EXERCISE DESCRIPTION> Give the count of lines in the data that include the string "structured", with no added remarks.
#### RECORDS FOR PROCESSING ####
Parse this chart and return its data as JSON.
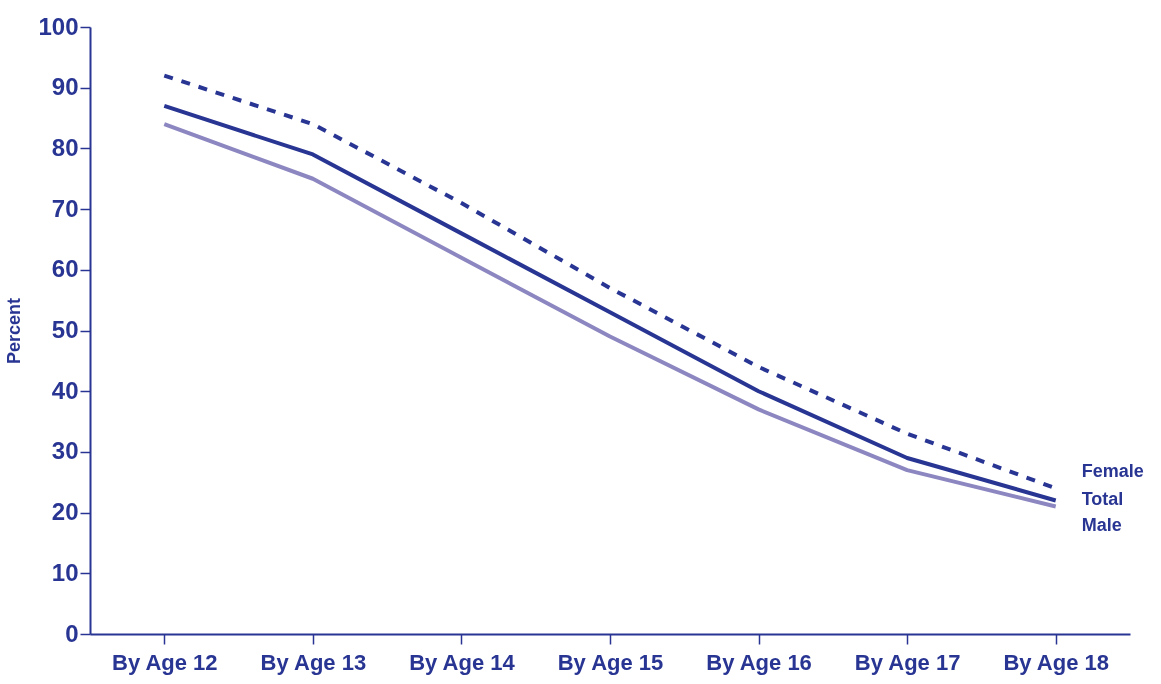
{
  "chart_data": {
    "type": "line",
    "ylabel": "Percent",
    "categories": [
      "By Age 12",
      "By Age 13",
      "By Age 14",
      "By Age 15",
      "By Age 16",
      "By Age 17",
      "By Age 18"
    ],
    "series": [
      {
        "name": "Female",
        "color": "#283593",
        "line_style": "dashed",
        "values": [
          92,
          84,
          71,
          57,
          44,
          33,
          24
        ]
      },
      {
        "name": "Total",
        "color": "#283593",
        "line_style": "solid",
        "values": [
          87,
          79,
          66,
          53,
          40,
          29,
          22
        ]
      },
      {
        "name": "Male",
        "color": "#8c87c0",
        "line_style": "solid",
        "values": [
          84,
          75,
          62,
          49,
          37,
          27,
          21
        ]
      }
    ],
    "ylim": [
      0,
      100
    ],
    "yticks": [
      0,
      10,
      20,
      30,
      40,
      50,
      60,
      70,
      80,
      90,
      100
    ],
    "grid": false,
    "marker": "none"
  }
}
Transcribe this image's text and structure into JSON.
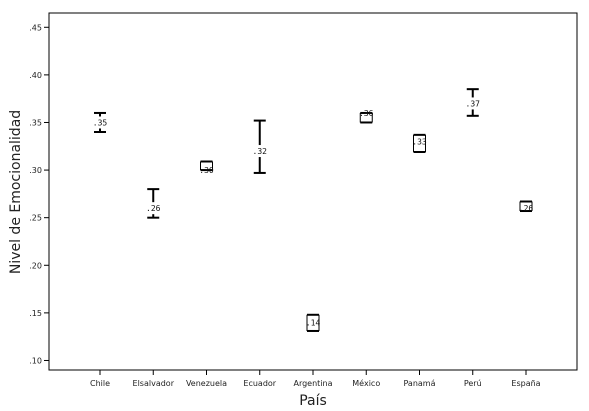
{
  "chart_data": {
    "type": "errorbar",
    "xlabel": "País",
    "ylabel": "Nivel de Emocionalidad",
    "ylim": [
      0.09,
      0.465
    ],
    "y_ticks": [
      ".10",
      ".15",
      ".20",
      ".25",
      ".30",
      ".35",
      ".40",
      ".45"
    ],
    "y_tick_values": [
      0.1,
      0.15,
      0.2,
      0.25,
      0.3,
      0.35,
      0.4,
      0.45
    ],
    "grid": false,
    "categories": [
      "Chile",
      "Elsalvador",
      "Venezuela",
      "Ecuador",
      "Argentina",
      "México",
      "Panamá",
      "Perú",
      "España"
    ],
    "series": [
      {
        "means": [
          0.35,
          0.26,
          0.3,
          0.32,
          0.14,
          0.36,
          0.33,
          0.37,
          0.26
        ],
        "mean_labels": [
          ".35",
          ".26",
          ".30",
          ".32",
          ".14",
          ".36",
          ".33",
          ".37",
          ".26"
        ],
        "lower": [
          0.34,
          0.25,
          0.3,
          0.297,
          0.131,
          0.35,
          0.319,
          0.357,
          0.257
        ],
        "upper": [
          0.36,
          0.28,
          0.309,
          0.352,
          0.148,
          0.36,
          0.337,
          0.385,
          0.267
        ]
      }
    ],
    "colors": {
      "line": "#000000",
      "frame": "#000000"
    }
  }
}
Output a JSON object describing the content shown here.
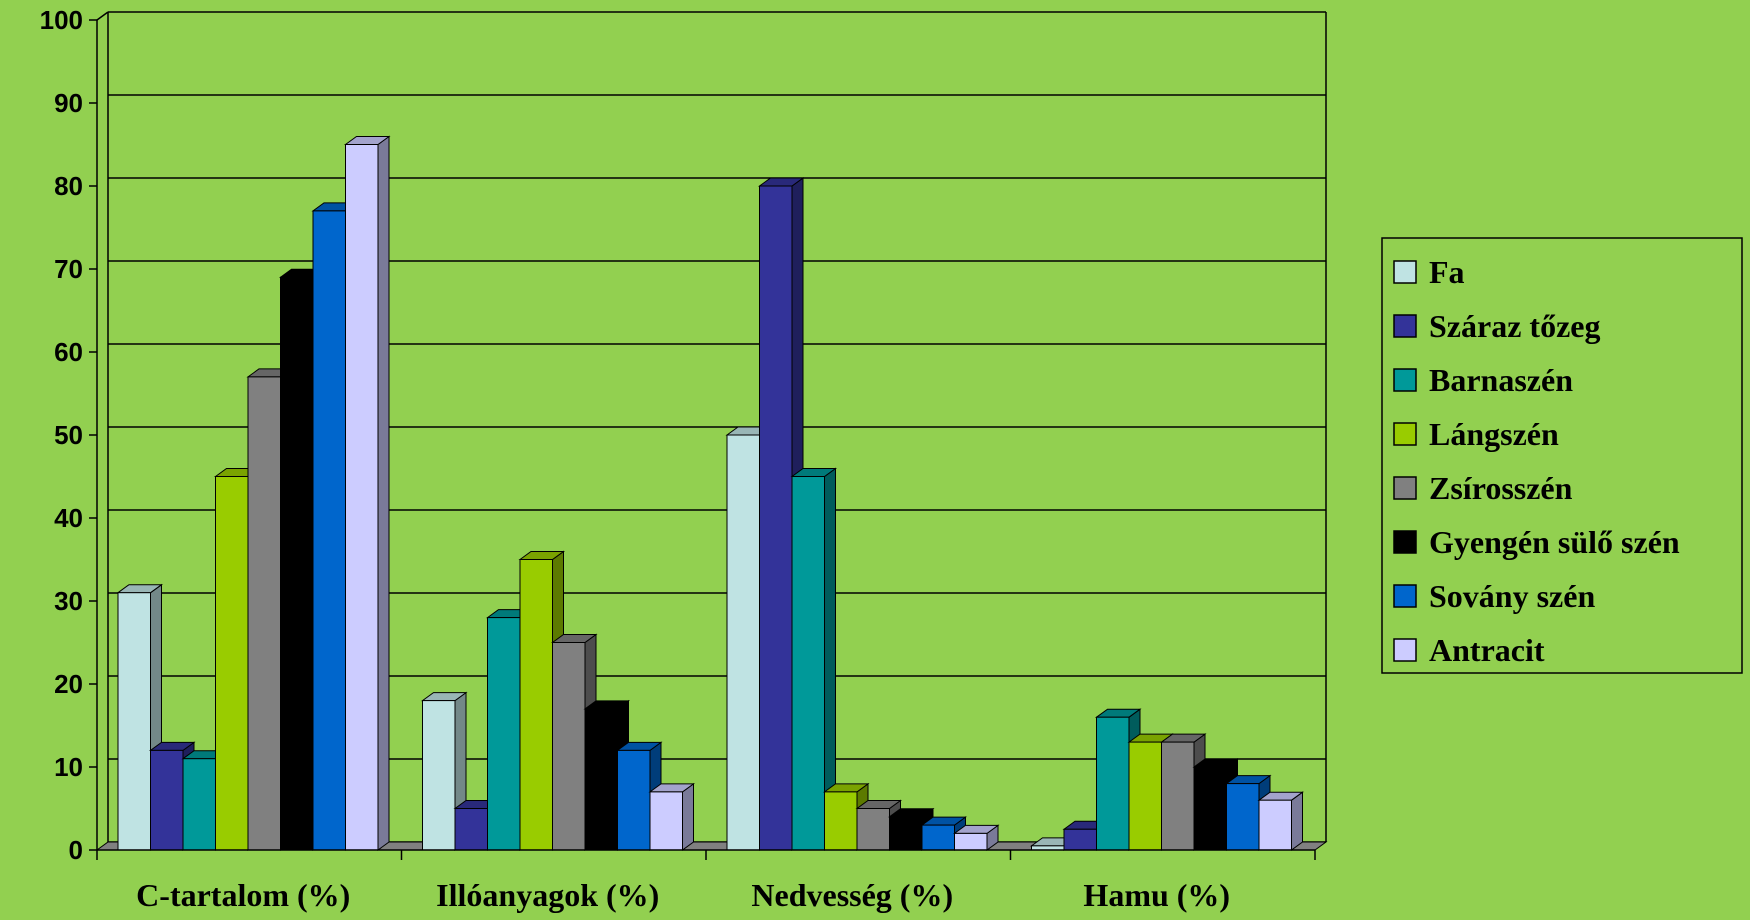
{
  "chart_data": {
    "type": "bar",
    "categories": [
      "C-tartalom (%)",
      "Illóanyagok (%)",
      "Nedvesség (%)",
      "Hamu (%)"
    ],
    "ylim": [
      0,
      100
    ],
    "yticks": [
      0,
      10,
      20,
      30,
      40,
      50,
      60,
      70,
      80,
      90,
      100
    ],
    "grid": true,
    "legend_position": "right",
    "series": [
      {
        "name": "Fa",
        "color": "#bfe3e3",
        "values": [
          31,
          18,
          50,
          0.5
        ]
      },
      {
        "name": "Száraz tőzeg",
        "color": "#333399",
        "values": [
          12,
          5,
          80,
          2.5
        ]
      },
      {
        "name": "Barnaszén",
        "color": "#009999",
        "values": [
          11,
          28,
          45,
          16
        ]
      },
      {
        "name": "Lángszén",
        "color": "#99cc00",
        "values": [
          45,
          35,
          7,
          13
        ]
      },
      {
        "name": "Zsírosszén",
        "color": "#808080",
        "values": [
          57,
          25,
          5,
          13
        ]
      },
      {
        "name": "Gyengén sülő szén",
        "color": "#000000",
        "values": [
          69,
          17,
          4,
          10
        ]
      },
      {
        "name": "Sovány szén",
        "color": "#0066cc",
        "values": [
          77,
          12,
          3,
          8
        ]
      },
      {
        "name": "Antracit",
        "color": "#ccccff",
        "values": [
          85,
          7,
          2,
          6
        ]
      }
    ]
  }
}
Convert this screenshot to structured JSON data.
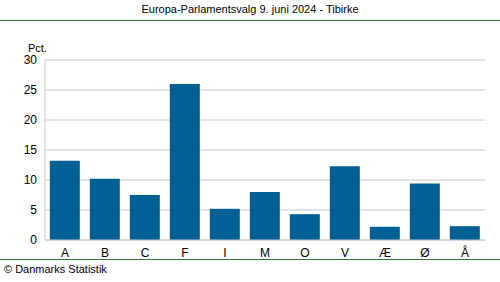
{
  "chart_data": {
    "type": "bar",
    "title": "Europa-Parlamentsvalg 9. juni 2024 - Tibirke",
    "ylabel": "Pct.",
    "source": "© Danmarks Statistik",
    "categories": [
      "A",
      "B",
      "C",
      "F",
      "I",
      "M",
      "O",
      "V",
      "Æ",
      "Ø",
      "Å"
    ],
    "values": [
      13.2,
      10.2,
      7.5,
      26.0,
      5.2,
      8.0,
      4.3,
      12.3,
      2.2,
      9.4,
      2.3
    ],
    "color": "#005f93",
    "ylim": [
      0,
      30
    ],
    "yticks": [
      0,
      5,
      10,
      15,
      20,
      25,
      30
    ],
    "grid": true
  }
}
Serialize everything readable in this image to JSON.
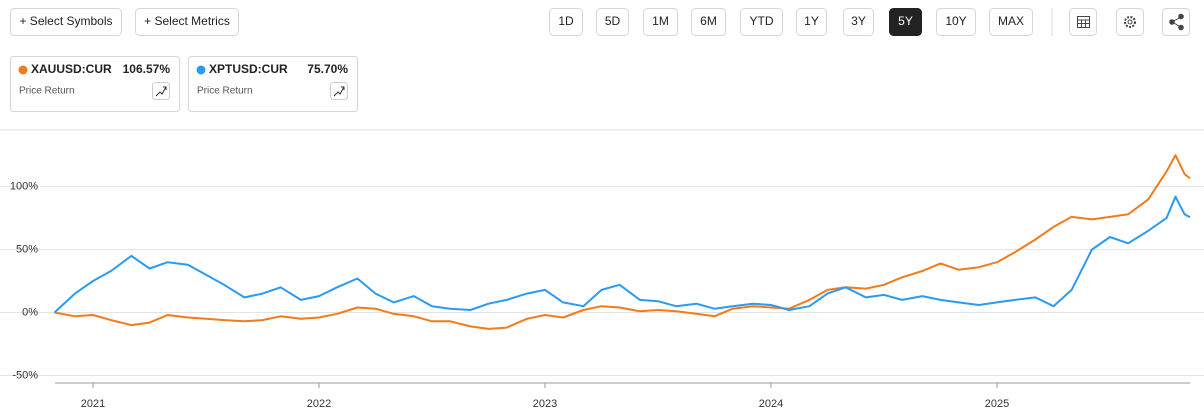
{
  "toolbar": {
    "symbols_button": "+ Select Symbols",
    "metrics_button": "+ Select Metrics",
    "periods": [
      "1D",
      "5D",
      "1M",
      "6M",
      "YTD",
      "1Y",
      "3Y",
      "5Y",
      "10Y",
      "MAX"
    ],
    "selected_period": "5Y"
  },
  "chart_data": {
    "type": "line",
    "x": [
      2020.83,
      2020.92,
      2021.0,
      2021.08,
      2021.17,
      2021.25,
      2021.33,
      2021.42,
      2021.5,
      2021.58,
      2021.67,
      2021.75,
      2021.83,
      2021.92,
      2022.0,
      2022.08,
      2022.17,
      2022.25,
      2022.33,
      2022.42,
      2022.5,
      2022.58,
      2022.67,
      2022.75,
      2022.83,
      2022.92,
      2023.0,
      2023.08,
      2023.17,
      2023.25,
      2023.33,
      2023.42,
      2023.5,
      2023.58,
      2023.67,
      2023.75,
      2023.83,
      2023.92,
      2024.0,
      2024.08,
      2024.17,
      2024.25,
      2024.33,
      2024.42,
      2024.5,
      2024.58,
      2024.67,
      2024.75,
      2024.83,
      2024.92,
      2025.0,
      2025.08,
      2025.17,
      2025.25,
      2025.33,
      2025.42,
      2025.5,
      2025.58,
      2025.67,
      2025.75,
      2025.79,
      2025.83,
      2025.854
    ],
    "series": [
      {
        "name": "XAUUSD:CUR",
        "color": "#f27b1a",
        "metric": "Price Return",
        "total_return": 106.57,
        "total_return_label": "106.57%",
        "values": [
          0,
          -3,
          -2,
          -6,
          -10,
          -8,
          -2,
          -4,
          -5,
          -6,
          -7,
          -6,
          -3,
          -5,
          -4,
          -1,
          4,
          3,
          -1,
          -3,
          -7,
          -7,
          -11,
          -13,
          -12,
          -5,
          -2,
          -4,
          2,
          5,
          4,
          1,
          2,
          1,
          -1,
          -3,
          3,
          5,
          4,
          3,
          10,
          18,
          20,
          19,
          22,
          28,
          33,
          39,
          34,
          36,
          40,
          48,
          58,
          68,
          76,
          74,
          76,
          78,
          90,
          112,
          125,
          110,
          106.57
        ]
      },
      {
        "name": "XPTUSD:CUR",
        "color": "#2b9af3",
        "metric": "Price Return",
        "total_return": 75.7,
        "total_return_label": "75.70%",
        "values": [
          0,
          15,
          25,
          33,
          45,
          35,
          40,
          38,
          30,
          22,
          12,
          15,
          20,
          10,
          13,
          20,
          27,
          15,
          8,
          13,
          5,
          3,
          2,
          7,
          10,
          15,
          18,
          8,
          5,
          18,
          22,
          10,
          9,
          5,
          7,
          3,
          5,
          7,
          6,
          2,
          5,
          15,
          20,
          12,
          14,
          10,
          13,
          10,
          8,
          6,
          8,
          10,
          12,
          5,
          18,
          50,
          60,
          55,
          65,
          75,
          92,
          78,
          75.7
        ]
      }
    ],
    "xlim": [
      2020.832,
      2025.854
    ],
    "xticks": [
      2021,
      2022,
      2023,
      2024,
      2025
    ],
    "ylim": [
      -56,
      145
    ],
    "yticks": [
      {
        "value": -50,
        "label": "-50%"
      },
      {
        "value": 0,
        "label": "0%"
      },
      {
        "value": 50,
        "label": "50%"
      },
      {
        "value": 100,
        "label": "100%"
      }
    ],
    "grid": true
  }
}
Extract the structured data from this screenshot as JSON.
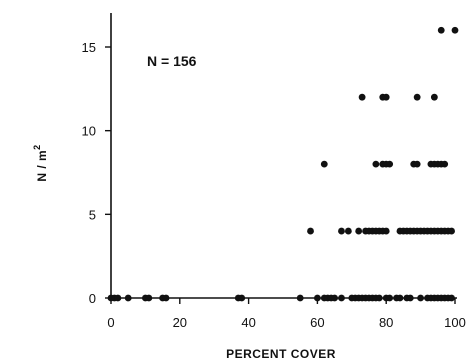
####
EXERCISE RESULT> 2